### Task directions
Lay out every line of the data below as a Markdown table with two columns, Row and Line. Number the rows in order and leave out any blank lines.

Labeled box records:
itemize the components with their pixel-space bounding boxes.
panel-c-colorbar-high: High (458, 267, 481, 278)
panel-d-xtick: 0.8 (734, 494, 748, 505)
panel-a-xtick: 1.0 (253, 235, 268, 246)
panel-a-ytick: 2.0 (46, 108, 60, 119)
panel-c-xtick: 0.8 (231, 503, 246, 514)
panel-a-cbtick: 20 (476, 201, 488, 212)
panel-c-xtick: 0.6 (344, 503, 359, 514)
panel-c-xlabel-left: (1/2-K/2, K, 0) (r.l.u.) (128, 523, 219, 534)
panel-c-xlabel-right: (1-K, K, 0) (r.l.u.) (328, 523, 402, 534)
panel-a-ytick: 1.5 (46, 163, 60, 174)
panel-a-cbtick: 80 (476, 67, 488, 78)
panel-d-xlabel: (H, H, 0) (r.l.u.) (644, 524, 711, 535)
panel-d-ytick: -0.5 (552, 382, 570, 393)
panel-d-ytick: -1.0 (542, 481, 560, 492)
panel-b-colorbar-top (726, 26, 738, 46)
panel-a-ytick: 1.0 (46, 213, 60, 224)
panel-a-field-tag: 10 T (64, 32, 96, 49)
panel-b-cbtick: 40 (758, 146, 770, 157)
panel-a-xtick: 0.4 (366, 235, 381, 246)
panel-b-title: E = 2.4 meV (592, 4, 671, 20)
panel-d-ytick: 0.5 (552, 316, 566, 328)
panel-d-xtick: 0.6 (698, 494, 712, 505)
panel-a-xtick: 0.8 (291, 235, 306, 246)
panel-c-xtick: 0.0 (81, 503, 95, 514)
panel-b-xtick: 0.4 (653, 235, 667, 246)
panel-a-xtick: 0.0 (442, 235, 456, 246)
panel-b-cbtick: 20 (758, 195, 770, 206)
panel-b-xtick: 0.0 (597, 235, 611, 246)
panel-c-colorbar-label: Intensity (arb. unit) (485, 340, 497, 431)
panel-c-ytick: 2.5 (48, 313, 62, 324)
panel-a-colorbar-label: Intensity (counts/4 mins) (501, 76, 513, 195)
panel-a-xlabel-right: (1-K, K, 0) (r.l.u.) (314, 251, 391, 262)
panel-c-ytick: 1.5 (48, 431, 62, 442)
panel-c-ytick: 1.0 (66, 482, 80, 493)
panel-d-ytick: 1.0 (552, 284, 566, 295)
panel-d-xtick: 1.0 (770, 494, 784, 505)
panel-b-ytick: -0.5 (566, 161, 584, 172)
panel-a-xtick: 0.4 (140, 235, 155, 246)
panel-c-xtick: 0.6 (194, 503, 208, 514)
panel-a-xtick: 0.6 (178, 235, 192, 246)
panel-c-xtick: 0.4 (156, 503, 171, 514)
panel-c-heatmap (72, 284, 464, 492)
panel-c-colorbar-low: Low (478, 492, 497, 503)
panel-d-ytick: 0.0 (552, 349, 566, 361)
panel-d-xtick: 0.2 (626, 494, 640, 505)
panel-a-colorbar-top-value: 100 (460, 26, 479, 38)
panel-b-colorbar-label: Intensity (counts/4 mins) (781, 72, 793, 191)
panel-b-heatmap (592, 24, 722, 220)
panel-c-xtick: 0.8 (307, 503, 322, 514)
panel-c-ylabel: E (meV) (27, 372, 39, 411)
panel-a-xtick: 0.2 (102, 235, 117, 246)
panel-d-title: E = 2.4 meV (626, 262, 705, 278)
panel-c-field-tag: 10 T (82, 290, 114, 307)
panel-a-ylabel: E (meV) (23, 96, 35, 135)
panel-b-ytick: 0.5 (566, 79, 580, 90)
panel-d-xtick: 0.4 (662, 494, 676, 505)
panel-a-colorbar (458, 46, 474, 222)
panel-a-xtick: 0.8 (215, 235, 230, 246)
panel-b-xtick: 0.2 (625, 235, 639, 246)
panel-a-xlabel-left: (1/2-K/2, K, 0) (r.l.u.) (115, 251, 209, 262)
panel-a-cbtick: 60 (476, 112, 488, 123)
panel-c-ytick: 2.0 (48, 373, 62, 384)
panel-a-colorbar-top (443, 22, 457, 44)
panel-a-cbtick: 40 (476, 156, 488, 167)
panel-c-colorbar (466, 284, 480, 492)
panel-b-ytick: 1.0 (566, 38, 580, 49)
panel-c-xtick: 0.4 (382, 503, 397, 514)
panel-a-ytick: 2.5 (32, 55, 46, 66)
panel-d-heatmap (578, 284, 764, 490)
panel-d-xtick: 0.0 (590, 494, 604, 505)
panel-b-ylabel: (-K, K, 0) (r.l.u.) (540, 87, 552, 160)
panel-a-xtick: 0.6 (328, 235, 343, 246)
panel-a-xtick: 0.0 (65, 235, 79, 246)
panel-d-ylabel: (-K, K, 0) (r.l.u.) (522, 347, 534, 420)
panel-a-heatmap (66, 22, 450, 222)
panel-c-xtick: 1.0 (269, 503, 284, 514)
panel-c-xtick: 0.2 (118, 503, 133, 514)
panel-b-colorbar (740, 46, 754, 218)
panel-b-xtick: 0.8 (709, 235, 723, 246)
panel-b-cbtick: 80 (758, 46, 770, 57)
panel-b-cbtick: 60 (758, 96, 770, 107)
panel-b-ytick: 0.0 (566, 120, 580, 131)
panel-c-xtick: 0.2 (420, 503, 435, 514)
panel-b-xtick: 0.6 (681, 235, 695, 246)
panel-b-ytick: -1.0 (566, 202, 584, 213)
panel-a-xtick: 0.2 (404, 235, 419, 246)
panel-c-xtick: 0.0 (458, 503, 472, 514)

### In response
| Row | Line |
|---|---|
| 1 | itemize the components with their pixel-space bounding boxes. |
| 2 | panel-c-colorbar-high: High (458, 267, 481, 278) |
| 3 | panel-d-xtick: 0.8 (734, 494, 748, 505) |
| 4 | panel-a-xtick: 1.0 (253, 235, 268, 246) |
| 5 | panel-a-ytick: 2.0 (46, 108, 60, 119) |
| 6 | panel-c-xtick: 0.8 (231, 503, 246, 514) |
| 7 | panel-a-cbtick: 20 (476, 201, 488, 212) |
| 8 | panel-c-xtick: 0.6 (344, 503, 359, 514) |
| 9 | panel-c-xlabel-left: (1/2-K/2, K, 0) (r.l.u.) (128, 523, 219, 534) |
| 10 | panel-c-xlabel-right: (1-K, K, 0) (r.l.u.) (328, 523, 402, 534) |
| 11 | panel-a-ytick: 1.5 (46, 163, 60, 174) |
| 12 | panel-a-cbtick: 80 (476, 67, 488, 78) |
| 13 | panel-d-xlabel: (H, H, 0) (r.l.u.) (644, 524, 711, 535) |
| 14 | panel-d-ytick: -0.5 (552, 382, 570, 393) |
| 15 | panel-d-ytick: -1.0 (542, 481, 560, 492) |
| 16 | panel-b-colorbar-top (726, 26, 738, 46) |
| 17 | panel-a-ytick: 1.0 (46, 213, 60, 224) |
| 18 | panel-a-field-tag: 10 T (64, 32, 96, 49) |
| 19 | panel-b-cbtick: 40 (758, 146, 770, 157) |
| 20 | panel-a-xtick: 0.4 (366, 235, 381, 246) |
| 21 | panel-b-title: E = 2.4 meV (592, 4, 671, 20) |
| 22 | panel-d-ytick: 0.5 (552, 316, 566, 328) |
| 23 | panel-d-xtick: 0.6 (698, 494, 712, 505) |
| 24 | panel-a-xtick: 0.8 (291, 235, 306, 246) |
| 25 | panel-c-xtick: 0.0 (81, 503, 95, 514) |
| 26 | panel-b-xtick: 0.4 (653, 235, 667, 246) |
| 27 | panel-a-xtick: 0.0 (442, 235, 456, 246) |
| 28 | panel-b-cbtick: 20 (758, 195, 770, 206) |
| 29 | panel-b-xtick: 0.0 (597, 235, 611, 246) |
| 30 | panel-c-colorbar-label: Intensity (arb. unit) (485, 340, 497, 431) |
| 31 | panel-c-ytick: 2.5 (48, 313, 62, 324) |
| 32 | panel-a-colorbar-label: Intensity (counts/4 mins) (501, 76, 513, 195) |
| 33 | panel-a-xlabel-right: (1-K, K, 0) (r.l.u.) (314, 251, 391, 262) |
| 34 | panel-c-ytick: 1.5 (48, 431, 62, 442) |
| 35 | panel-c-ytick: 1.0 (66, 482, 80, 493) |
| 36 | panel-d-ytick: 1.0 (552, 284, 566, 295) |
| 37 | panel-d-xtick: 1.0 (770, 494, 784, 505) |
| 38 | panel-b-ytick: -0.5 (566, 161, 584, 172) |
| 39 | panel-a-xtick: 0.4 (140, 235, 155, 246) |
| 40 | panel-c-xtick: 0.6 (194, 503, 208, 514) |
| 41 | panel-a-xtick: 0.6 (178, 235, 192, 246) |
| 42 | panel-c-xtick: 0.4 (156, 503, 171, 514) |
| 43 | panel-c-heatmap (72, 284, 464, 492) |
| 44 | panel-c-colorbar-low: Low (478, 492, 497, 503) |
| 45 | panel-d-ytick: 0.0 (552, 349, 566, 361) |
| 46 | panel-d-xtick: 0.2 (626, 494, 640, 505) |
| 47 | panel-a-colorbar-top-value: 100 (460, 26, 479, 38) |
| 48 | panel-b-colorbar-label: Intensity (counts/4 mins) (781, 72, 793, 191) |
| 49 | panel-b-heatmap (592, 24, 722, 220) |
| 50 | panel-c-xtick: 0.8 (307, 503, 322, 514) |
| 51 | panel-c-ylabel: E (meV) (27, 372, 39, 411) |
| 52 | panel-a-xtick: 0.2 (102, 235, 117, 246) |
| 53 | panel-d-title: E = 2.4 meV (626, 262, 705, 278) |
| 54 | panel-c-field-tag: 10 T (82, 290, 114, 307) |
| 55 | panel-a-ylabel: E (meV) (23, 96, 35, 135) |
| 56 | panel-b-ytick: 0.5 (566, 79, 580, 90) |
| 57 | panel-d-xtick: 0.4 (662, 494, 676, 505) |
| 58 | panel-a-colorbar (458, 46, 474, 222) |
| 59 | panel-a-xtick: 0.8 (215, 235, 230, 246) |
| 60 | panel-b-xtick: 0.2 (625, 235, 639, 246) |
| 61 | panel-a-xlabel-left: (1/2-K/2, K, 0) (r.l.u.) (115, 251, 209, 262) |
| 62 | panel-a-cbtick: 60 (476, 112, 488, 123) |
| 63 | panel-c-ytick: 2.0 (48, 373, 62, 384) |
| 64 | panel-a-colorbar-top (443, 22, 457, 44) |
| 65 | panel-a-cbtick: 40 (476, 156, 488, 167) |
| 66 | panel-c-colorbar (466, 284, 480, 492) |
| 67 | panel-b-ytick: 1.0 (566, 38, 580, 49) |
| 68 | panel-c-xtick: 0.4 (382, 503, 397, 514) |
| 69 | panel-a-ytick: 2.5 (32, 55, 46, 66) |
| 70 | panel-d-heatmap (578, 284, 764, 490) |
| 71 | panel-d-xtick: 0.0 (590, 494, 604, 505) |
| 72 | panel-b-ylabel: (-K, K, 0) (r.l.u.) (540, 87, 552, 160) |
| 73 | panel-a-xtick: 0.6 (328, 235, 343, 246) |
| 74 | panel-a-xtick: 0.0 (65, 235, 79, 246) |
| 75 | panel-d-ylabel: (-K, K, 0) (r.l.u.) (522, 347, 534, 420) |
| 76 | panel-a-heatmap (66, 22, 450, 222) |
| 77 | panel-c-xtick: 1.0 (269, 503, 284, 514) |
| 78 | panel-c-xtick: 0.2 (118, 503, 133, 514) |
| 79 | panel-b-colorbar (740, 46, 754, 218) |
| 80 | panel-b-xtick: 0.8 (709, 235, 723, 246) |
| 81 | panel-b-cbtick: 80 (758, 46, 770, 57) |
| 82 | panel-b-cbtick: 60 (758, 96, 770, 107) |
| 83 | panel-b-ytick: 0.0 (566, 120, 580, 131) |
| 84 | panel-c-xtick: 0.2 (420, 503, 435, 514) |
| 85 | panel-b-xtick: 0.6 (681, 235, 695, 246) |
| 86 | panel-b-ytick: -1.0 (566, 202, 584, 213) |
| 87 | panel-a-xtick: 0.2 (404, 235, 419, 246) |
| 88 | panel-c-xtick: 0.0 (458, 503, 472, 514) |